Records for processing:
-------
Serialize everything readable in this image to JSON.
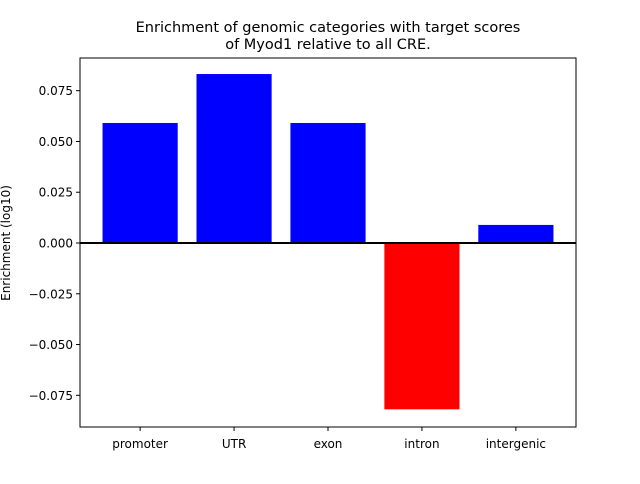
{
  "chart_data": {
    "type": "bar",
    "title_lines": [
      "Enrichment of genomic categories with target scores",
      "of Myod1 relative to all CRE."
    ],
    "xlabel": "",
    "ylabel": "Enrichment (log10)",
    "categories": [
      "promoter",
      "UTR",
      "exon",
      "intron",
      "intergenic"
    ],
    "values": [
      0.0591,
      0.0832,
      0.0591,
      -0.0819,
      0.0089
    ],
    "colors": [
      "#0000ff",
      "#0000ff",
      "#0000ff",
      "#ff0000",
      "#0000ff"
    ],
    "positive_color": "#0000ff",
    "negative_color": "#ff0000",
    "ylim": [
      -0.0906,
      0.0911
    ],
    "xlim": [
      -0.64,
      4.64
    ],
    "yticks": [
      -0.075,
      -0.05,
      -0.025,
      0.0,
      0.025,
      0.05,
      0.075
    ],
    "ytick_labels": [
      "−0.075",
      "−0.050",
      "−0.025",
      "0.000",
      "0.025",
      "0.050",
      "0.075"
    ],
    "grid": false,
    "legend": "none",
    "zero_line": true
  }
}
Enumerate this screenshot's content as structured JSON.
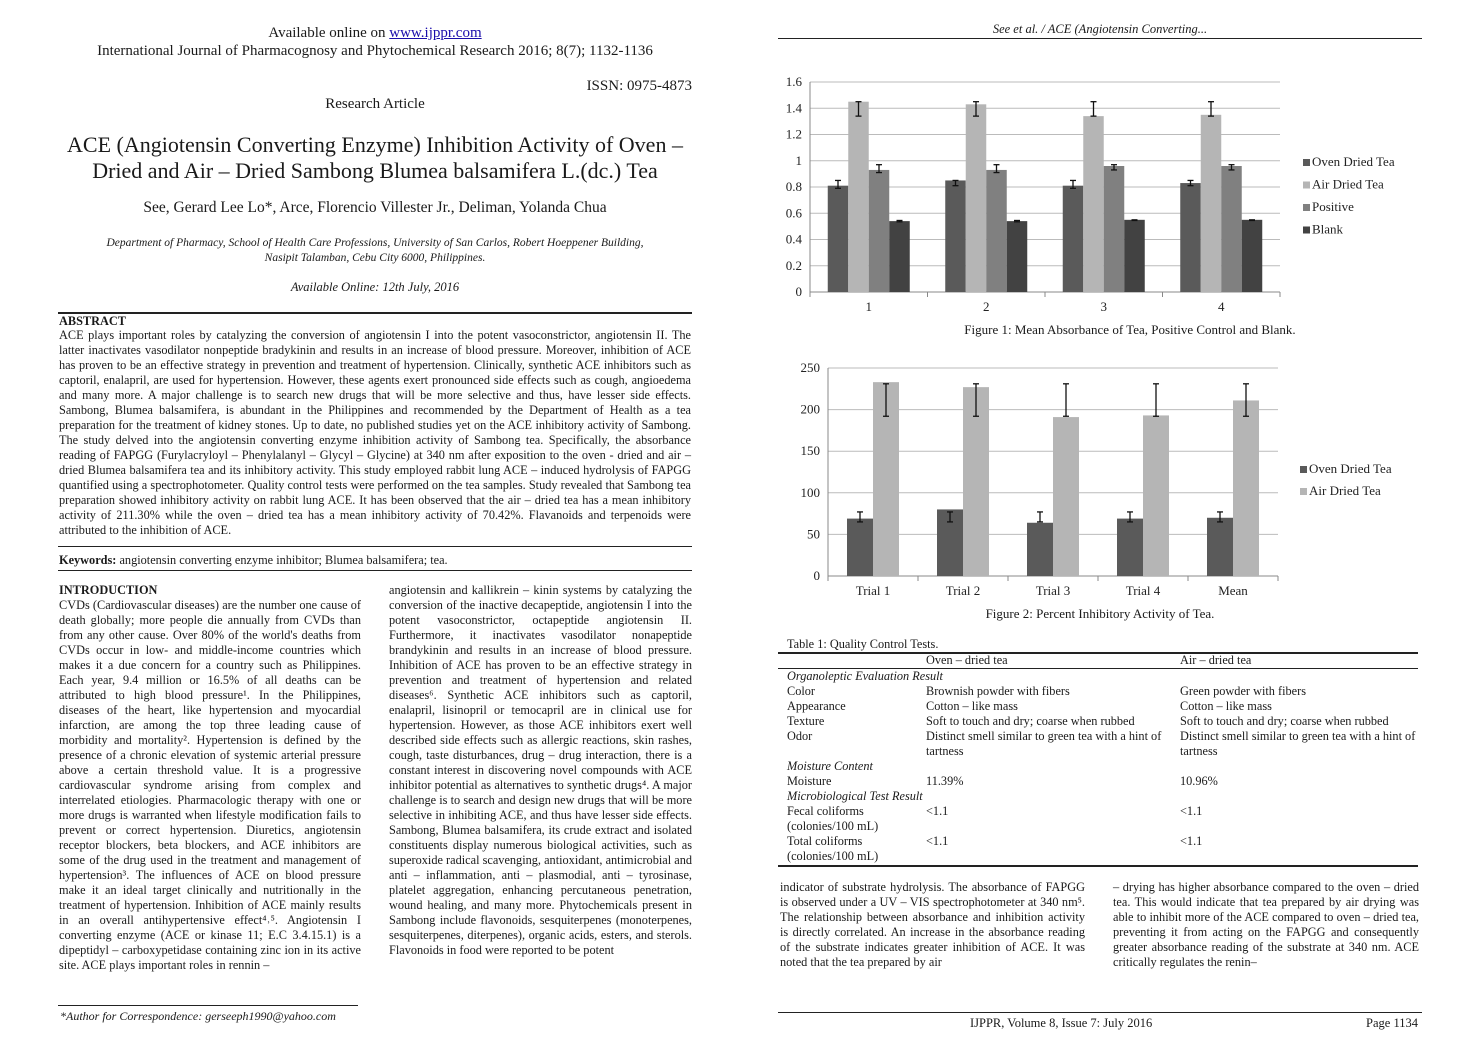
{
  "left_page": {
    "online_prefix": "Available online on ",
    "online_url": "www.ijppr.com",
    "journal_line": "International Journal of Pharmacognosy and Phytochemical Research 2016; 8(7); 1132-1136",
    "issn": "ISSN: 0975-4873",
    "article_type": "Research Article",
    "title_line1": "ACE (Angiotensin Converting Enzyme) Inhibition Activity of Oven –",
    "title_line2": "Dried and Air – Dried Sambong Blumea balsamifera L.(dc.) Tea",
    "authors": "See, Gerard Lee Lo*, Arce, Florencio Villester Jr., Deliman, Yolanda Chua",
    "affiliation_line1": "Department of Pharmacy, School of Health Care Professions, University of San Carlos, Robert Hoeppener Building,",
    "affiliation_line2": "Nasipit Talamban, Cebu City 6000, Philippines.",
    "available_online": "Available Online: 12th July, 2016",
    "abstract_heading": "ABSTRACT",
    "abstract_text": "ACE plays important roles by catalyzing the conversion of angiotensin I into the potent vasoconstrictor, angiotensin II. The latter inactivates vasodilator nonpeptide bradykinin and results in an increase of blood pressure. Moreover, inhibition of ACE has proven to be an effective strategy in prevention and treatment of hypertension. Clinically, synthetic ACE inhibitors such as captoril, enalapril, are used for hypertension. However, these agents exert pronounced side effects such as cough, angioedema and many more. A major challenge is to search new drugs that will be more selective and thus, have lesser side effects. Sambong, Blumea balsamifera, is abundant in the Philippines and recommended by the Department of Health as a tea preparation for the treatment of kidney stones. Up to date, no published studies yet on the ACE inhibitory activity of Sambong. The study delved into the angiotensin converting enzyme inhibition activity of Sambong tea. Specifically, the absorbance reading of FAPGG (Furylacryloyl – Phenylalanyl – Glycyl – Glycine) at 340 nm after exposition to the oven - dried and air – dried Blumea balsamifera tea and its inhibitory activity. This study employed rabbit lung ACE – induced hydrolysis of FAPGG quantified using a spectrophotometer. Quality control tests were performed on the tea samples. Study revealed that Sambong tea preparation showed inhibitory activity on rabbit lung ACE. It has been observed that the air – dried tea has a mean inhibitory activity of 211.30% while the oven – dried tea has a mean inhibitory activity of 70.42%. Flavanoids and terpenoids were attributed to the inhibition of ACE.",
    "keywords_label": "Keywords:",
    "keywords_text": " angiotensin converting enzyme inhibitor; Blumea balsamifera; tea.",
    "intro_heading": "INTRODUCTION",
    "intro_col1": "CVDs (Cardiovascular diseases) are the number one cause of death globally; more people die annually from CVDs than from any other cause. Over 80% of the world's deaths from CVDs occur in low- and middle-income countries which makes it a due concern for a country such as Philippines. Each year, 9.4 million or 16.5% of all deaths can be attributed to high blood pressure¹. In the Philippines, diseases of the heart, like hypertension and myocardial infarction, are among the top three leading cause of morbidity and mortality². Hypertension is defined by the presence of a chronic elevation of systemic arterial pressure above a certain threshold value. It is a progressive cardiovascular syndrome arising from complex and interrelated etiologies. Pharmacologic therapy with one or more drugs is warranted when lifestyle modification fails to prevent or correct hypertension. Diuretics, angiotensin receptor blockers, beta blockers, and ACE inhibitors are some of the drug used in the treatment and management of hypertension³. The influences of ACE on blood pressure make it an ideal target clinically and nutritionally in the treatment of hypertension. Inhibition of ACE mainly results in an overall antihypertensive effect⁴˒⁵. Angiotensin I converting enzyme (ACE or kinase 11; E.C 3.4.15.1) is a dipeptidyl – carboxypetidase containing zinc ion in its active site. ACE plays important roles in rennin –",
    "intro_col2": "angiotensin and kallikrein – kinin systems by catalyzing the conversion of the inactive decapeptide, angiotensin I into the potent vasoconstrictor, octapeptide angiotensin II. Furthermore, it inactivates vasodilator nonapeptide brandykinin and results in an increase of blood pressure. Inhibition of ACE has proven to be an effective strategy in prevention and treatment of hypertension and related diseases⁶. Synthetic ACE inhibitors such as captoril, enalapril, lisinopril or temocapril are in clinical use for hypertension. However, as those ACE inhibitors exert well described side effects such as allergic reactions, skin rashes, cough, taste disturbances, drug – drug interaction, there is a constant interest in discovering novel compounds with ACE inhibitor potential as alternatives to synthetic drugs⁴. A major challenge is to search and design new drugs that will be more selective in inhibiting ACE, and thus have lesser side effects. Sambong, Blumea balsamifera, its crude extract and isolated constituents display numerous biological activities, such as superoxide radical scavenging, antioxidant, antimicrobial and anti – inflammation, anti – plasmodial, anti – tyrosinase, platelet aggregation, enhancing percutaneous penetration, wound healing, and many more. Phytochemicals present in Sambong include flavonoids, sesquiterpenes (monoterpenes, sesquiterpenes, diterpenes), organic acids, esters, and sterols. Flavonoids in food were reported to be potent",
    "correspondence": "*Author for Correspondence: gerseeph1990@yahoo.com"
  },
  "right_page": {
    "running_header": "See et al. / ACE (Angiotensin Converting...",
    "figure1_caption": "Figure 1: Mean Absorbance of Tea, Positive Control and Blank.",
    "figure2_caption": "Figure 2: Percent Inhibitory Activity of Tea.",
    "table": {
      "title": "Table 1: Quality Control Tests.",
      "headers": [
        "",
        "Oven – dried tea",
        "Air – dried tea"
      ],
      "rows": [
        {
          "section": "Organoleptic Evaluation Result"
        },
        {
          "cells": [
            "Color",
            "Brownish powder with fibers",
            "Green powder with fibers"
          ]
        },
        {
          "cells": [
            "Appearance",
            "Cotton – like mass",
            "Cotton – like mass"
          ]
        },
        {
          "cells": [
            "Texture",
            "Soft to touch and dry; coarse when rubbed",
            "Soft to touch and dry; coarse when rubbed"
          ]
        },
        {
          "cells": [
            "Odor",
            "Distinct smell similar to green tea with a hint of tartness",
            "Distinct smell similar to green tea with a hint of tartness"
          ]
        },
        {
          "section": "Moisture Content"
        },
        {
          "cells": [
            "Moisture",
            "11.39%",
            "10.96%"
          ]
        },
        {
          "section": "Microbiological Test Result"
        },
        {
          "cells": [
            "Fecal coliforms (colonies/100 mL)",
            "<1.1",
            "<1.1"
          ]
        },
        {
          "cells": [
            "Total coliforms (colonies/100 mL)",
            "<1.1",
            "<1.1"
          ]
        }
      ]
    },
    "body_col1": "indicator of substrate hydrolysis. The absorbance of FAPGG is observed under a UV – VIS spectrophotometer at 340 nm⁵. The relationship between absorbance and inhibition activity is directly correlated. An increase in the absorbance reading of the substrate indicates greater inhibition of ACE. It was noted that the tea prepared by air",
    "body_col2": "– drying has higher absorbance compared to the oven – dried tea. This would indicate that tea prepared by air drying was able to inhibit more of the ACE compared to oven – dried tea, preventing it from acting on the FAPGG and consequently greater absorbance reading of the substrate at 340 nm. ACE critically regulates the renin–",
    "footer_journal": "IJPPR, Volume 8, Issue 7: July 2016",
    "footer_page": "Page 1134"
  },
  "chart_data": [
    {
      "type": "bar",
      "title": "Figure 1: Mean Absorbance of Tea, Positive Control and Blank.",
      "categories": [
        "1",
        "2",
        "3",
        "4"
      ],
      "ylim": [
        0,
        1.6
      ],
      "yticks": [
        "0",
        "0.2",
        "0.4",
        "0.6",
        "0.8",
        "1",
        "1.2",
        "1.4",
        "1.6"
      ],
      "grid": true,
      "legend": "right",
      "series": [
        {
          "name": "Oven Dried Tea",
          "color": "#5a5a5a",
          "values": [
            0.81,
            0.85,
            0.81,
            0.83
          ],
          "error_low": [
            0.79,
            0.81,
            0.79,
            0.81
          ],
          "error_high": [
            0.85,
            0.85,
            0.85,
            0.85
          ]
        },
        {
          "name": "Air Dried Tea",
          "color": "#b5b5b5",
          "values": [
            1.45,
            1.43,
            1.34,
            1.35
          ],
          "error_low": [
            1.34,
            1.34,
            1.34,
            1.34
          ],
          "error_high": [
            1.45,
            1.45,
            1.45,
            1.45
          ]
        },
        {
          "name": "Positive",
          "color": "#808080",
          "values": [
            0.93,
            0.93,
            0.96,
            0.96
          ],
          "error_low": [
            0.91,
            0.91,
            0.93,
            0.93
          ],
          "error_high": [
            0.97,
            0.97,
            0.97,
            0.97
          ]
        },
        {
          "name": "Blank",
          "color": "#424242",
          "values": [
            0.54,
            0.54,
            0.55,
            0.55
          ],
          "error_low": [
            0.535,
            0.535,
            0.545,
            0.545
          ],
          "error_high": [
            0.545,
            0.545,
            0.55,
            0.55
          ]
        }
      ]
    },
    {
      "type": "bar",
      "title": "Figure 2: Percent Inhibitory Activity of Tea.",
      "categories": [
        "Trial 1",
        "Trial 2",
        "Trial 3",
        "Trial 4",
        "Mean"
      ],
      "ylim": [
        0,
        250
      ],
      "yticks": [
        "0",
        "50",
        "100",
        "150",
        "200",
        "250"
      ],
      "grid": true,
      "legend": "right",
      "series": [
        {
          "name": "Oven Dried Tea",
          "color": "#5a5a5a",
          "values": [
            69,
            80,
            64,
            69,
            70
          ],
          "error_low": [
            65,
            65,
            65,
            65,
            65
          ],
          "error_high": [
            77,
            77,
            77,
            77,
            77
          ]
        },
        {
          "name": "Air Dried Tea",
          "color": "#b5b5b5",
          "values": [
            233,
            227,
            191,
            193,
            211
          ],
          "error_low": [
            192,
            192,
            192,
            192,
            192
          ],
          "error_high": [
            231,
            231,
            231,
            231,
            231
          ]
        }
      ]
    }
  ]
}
-------
Task brief:
Provide the count of lines holding the word "Moisture" in these entries, and no other words.

Exercise answer:
2